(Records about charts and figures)
-- start --
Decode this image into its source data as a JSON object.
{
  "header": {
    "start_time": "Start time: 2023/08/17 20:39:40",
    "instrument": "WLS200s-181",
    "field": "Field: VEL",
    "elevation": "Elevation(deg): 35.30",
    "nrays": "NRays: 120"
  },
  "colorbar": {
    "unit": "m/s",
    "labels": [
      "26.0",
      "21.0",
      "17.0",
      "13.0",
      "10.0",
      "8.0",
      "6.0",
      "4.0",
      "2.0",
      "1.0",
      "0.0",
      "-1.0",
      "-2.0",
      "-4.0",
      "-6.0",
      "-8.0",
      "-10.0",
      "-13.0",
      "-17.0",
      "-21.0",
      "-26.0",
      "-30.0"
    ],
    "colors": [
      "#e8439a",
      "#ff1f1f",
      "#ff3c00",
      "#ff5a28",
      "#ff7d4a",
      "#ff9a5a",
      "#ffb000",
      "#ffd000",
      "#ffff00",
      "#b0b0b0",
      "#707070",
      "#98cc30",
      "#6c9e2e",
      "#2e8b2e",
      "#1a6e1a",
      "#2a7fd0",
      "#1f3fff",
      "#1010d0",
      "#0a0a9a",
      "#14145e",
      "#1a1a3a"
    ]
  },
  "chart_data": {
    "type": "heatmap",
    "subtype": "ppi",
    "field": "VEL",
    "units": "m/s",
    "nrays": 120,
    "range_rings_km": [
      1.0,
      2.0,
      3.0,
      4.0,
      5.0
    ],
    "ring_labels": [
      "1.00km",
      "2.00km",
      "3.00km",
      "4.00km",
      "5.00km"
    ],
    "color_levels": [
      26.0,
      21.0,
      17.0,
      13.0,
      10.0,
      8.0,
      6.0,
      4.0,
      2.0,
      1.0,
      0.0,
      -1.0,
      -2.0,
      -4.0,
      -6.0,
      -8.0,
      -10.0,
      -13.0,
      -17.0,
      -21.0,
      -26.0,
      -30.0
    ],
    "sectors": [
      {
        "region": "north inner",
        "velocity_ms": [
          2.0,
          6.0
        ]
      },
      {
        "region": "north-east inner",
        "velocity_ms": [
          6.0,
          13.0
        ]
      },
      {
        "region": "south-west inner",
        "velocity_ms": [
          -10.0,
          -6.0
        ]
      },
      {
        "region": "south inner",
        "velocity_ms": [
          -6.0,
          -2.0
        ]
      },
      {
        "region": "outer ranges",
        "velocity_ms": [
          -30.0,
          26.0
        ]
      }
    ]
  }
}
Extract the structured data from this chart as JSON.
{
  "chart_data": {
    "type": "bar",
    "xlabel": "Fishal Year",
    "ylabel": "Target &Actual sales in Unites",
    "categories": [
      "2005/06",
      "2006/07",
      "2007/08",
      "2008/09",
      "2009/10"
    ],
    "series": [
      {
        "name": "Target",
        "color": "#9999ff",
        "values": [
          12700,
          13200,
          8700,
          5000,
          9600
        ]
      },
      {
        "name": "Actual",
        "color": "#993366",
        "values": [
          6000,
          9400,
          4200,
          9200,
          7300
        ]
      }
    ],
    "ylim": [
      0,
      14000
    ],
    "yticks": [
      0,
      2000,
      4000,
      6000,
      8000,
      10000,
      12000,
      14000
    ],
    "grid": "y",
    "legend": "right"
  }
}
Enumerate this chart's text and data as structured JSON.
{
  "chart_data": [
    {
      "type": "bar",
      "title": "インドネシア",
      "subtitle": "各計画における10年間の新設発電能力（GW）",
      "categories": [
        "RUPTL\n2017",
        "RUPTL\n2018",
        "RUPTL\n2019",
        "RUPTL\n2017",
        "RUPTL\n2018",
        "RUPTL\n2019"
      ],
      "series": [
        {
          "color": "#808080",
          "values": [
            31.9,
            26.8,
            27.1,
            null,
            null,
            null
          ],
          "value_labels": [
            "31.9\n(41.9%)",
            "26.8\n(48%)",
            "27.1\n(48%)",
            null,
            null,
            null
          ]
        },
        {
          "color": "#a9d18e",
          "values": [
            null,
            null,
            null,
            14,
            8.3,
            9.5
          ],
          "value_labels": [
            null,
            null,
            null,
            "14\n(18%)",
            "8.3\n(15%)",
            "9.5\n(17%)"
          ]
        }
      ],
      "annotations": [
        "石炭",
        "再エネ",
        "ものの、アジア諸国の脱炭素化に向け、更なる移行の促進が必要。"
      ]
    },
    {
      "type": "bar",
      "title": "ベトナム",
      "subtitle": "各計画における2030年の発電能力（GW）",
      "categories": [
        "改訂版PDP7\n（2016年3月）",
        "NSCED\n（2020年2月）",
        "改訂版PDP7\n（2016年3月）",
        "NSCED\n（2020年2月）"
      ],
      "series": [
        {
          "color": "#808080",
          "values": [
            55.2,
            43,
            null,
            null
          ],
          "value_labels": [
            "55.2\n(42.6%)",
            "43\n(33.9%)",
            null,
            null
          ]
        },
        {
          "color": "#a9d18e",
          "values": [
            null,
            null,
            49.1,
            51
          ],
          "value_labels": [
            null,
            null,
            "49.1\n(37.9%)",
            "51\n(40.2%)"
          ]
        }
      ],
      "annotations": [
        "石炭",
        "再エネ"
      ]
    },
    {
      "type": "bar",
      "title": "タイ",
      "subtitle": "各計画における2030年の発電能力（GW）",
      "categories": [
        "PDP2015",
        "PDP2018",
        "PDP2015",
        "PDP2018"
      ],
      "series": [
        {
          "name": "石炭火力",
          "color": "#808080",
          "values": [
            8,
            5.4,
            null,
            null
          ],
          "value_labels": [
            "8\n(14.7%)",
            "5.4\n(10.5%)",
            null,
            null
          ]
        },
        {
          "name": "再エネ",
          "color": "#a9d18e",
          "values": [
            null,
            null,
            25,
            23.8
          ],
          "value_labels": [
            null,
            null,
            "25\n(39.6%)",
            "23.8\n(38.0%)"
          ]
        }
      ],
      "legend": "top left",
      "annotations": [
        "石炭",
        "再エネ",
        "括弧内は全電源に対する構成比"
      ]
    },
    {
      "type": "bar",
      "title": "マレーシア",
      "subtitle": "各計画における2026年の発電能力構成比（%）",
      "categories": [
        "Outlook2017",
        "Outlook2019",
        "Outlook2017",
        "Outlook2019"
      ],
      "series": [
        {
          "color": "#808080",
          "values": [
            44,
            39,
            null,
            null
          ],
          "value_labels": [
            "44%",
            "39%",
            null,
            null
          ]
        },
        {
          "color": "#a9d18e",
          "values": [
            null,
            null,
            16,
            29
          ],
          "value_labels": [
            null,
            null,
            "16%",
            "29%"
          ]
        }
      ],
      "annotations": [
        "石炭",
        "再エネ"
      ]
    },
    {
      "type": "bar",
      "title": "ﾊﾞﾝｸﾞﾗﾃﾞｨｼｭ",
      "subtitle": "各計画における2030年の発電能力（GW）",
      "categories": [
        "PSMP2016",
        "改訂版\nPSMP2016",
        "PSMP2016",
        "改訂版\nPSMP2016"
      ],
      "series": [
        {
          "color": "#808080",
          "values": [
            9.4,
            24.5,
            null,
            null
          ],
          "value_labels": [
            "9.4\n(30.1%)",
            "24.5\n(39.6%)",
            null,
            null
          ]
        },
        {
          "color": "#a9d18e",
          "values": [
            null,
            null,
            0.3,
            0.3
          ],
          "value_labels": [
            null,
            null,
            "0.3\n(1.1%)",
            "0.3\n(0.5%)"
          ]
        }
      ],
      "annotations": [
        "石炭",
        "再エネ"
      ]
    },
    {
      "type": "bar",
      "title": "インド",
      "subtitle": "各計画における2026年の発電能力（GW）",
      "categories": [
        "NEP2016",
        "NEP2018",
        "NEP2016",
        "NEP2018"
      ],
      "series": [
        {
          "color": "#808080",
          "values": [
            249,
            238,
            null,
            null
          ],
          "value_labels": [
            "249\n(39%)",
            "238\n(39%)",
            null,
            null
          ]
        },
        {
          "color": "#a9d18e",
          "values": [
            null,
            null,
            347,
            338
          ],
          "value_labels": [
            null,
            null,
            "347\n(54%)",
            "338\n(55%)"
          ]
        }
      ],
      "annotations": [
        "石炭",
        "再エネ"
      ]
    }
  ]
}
-- end --
- [Work to be completed]
Write out every line from the entries where "Actual" appears.

- [Solution to this task]
    "ylabel": "Target &Actual sales in Unites",
        "name": "Actual",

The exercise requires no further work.